— DIRECTIVE —
Only the pictures are left out: repeat the rest of the entries exactly.

Stored dataset items
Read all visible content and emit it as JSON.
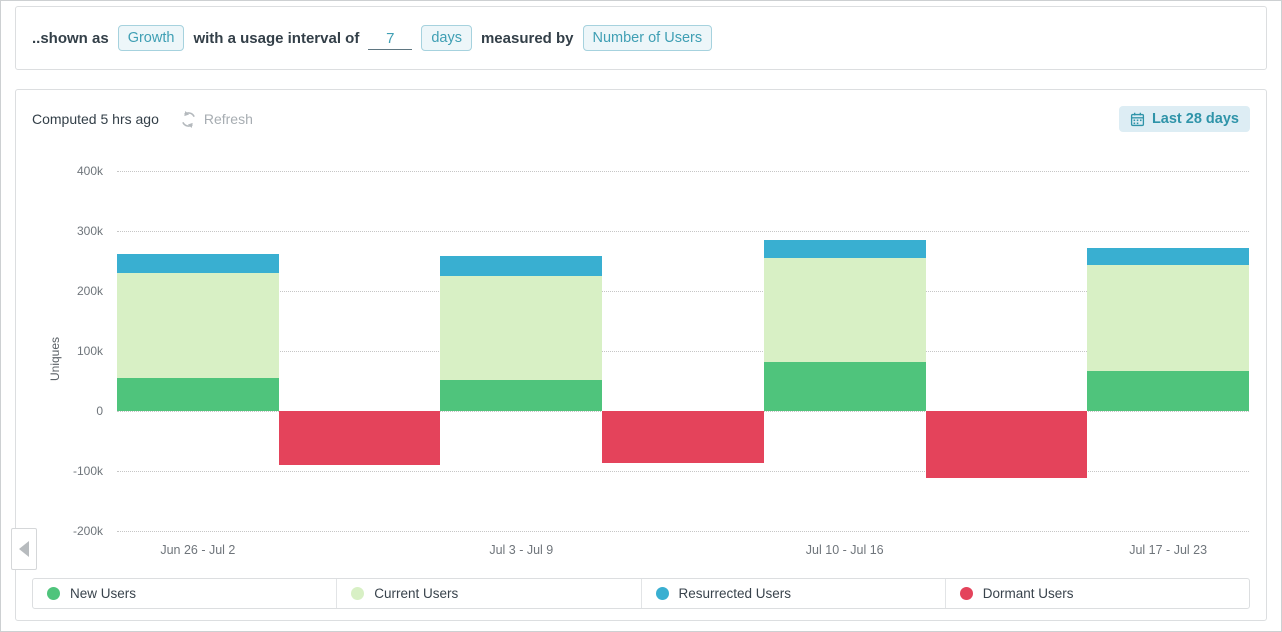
{
  "query_bar": {
    "shown_as_label": "..shown as",
    "growth_chip": "Growth",
    "interval_label": "with a usage interval of",
    "interval_value": "7",
    "unit_chip": "days",
    "measured_by_label": "measured by",
    "metric_chip": "Number of Users"
  },
  "panel": {
    "computed_text": "Computed 5 hrs ago",
    "refresh_label": "Refresh",
    "date_range_label": "Last 28 days"
  },
  "colors": {
    "accent_teal": "#3f9fb4",
    "chip_bg": "#edf6f9",
    "chip_border": "#a6d2de",
    "daterange_bg": "#ddedf4",
    "gridline": "#c6c6c6",
    "new_users": "#4fc47c",
    "current_users": "#d8f0c5",
    "resurrected_users": "#39afd1",
    "dormant_users": "#e4435b"
  },
  "icons": {
    "refresh": "refresh-circular-arrows-icon",
    "calendar": "calendar-icon",
    "prev": "left-arrow-icon"
  },
  "chart_data": {
    "type": "bar",
    "stacked": true,
    "title": "",
    "ylabel": "Uniques",
    "categories": [
      "Jun 26 - Jul 2",
      "Jul 3 - Jul 9",
      "Jul 10 - Jul 16",
      "Jul 17 - Jul 23"
    ],
    "series": [
      {
        "name": "New Users",
        "color": "#4fc47c",
        "values": [
          55000,
          52000,
          82000,
          67000
        ]
      },
      {
        "name": "Current Users",
        "color": "#d8f0c5",
        "values": [
          175000,
          173000,
          173000,
          177000
        ]
      },
      {
        "name": "Resurrected Users",
        "color": "#39afd1",
        "values": [
          32000,
          33000,
          30000,
          28000
        ]
      },
      {
        "name": "Dormant Users",
        "color": "#e4435b",
        "values": [
          -90000,
          -87000,
          -112000,
          null
        ]
      }
    ],
    "ylim": [
      -200000,
      400000
    ],
    "ytick_step": 100000,
    "ytick_labels": [
      "400k",
      "300k",
      "200k",
      "100k",
      "0",
      "-100k",
      "-200k"
    ],
    "grid": "horizontal-dotted",
    "legend_position": "bottom"
  }
}
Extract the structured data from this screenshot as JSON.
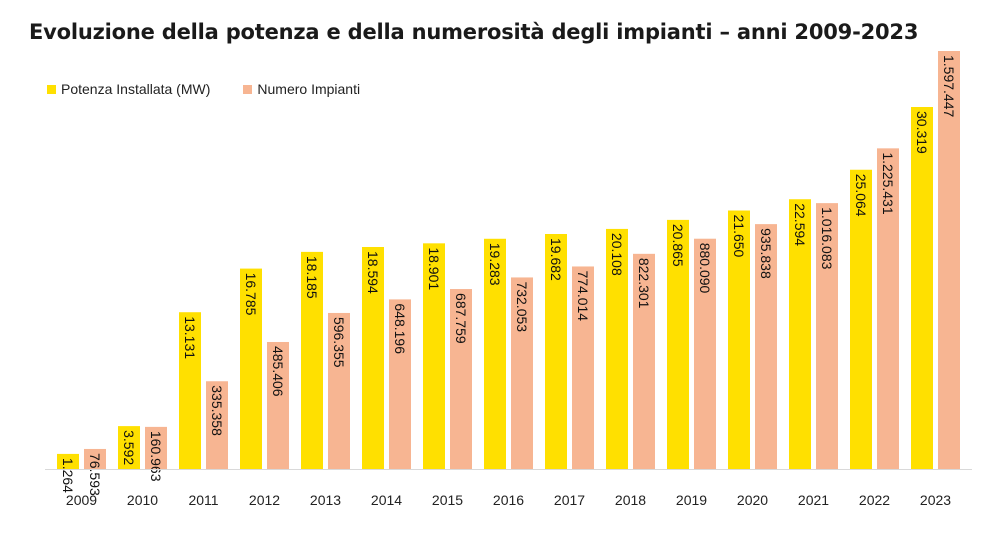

— TASK RESPONSE —
Read all visible content and emit it as JSON.
{
  "query_bar": {
    "shown_as_label": "..shown as",
    "growth_chip": "Growth",
    "interval_label": "with a usage interval of",
    "interval_value": "7",
    "unit_chip": "days",
    "measured_by_label": "measured by",
    "metric_chip": "Number of Users"
  },
  "panel": {
    "computed_text": "Computed 5 hrs ago",
    "refresh_label": "Refresh",
    "date_range_label": "Last 28 days"
  },
  "colors": {
    "accent_teal": "#3f9fb4",
    "chip_bg": "#edf6f9",
    "chip_border": "#a6d2de",
    "daterange_bg": "#ddedf4",
    "gridline": "#c6c6c6",
    "new_users": "#4fc47c",
    "current_users": "#d8f0c5",
    "resurrected_users": "#39afd1",
    "dormant_users": "#e4435b"
  },
  "icons": {
    "refresh": "refresh-circular-arrows-icon",
    "calendar": "calendar-icon",
    "prev": "left-arrow-icon"
  },
  "chart_data": {
    "type": "bar",
    "stacked": true,
    "title": "",
    "ylabel": "Uniques",
    "categories": [
      "Jun 26 - Jul 2",
      "Jul 3 - Jul 9",
      "Jul 10 - Jul 16",
      "Jul 17 - Jul 23"
    ],
    "series": [
      {
        "name": "New Users",
        "color": "#4fc47c",
        "values": [
          55000,
          52000,
          82000,
          67000
        ]
      },
      {
        "name": "Current Users",
        "color": "#d8f0c5",
        "values": [
          175000,
          173000,
          173000,
          177000
        ]
      },
      {
        "name": "Resurrected Users",
        "color": "#39afd1",
        "values": [
          32000,
          33000,
          30000,
          28000
        ]
      },
      {
        "name": "Dormant Users",
        "color": "#e4435b",
        "values": [
          -90000,
          -87000,
          -112000,
          null
        ]
      }
    ],
    "ylim": [
      -200000,
      400000
    ],
    "ytick_step": 100000,
    "ytick_labels": [
      "400k",
      "300k",
      "200k",
      "100k",
      "0",
      "-100k",
      "-200k"
    ],
    "grid": "horizontal-dotted",
    "legend_position": "bottom"
  }
}
Extract the structured data from this screenshot as JSON.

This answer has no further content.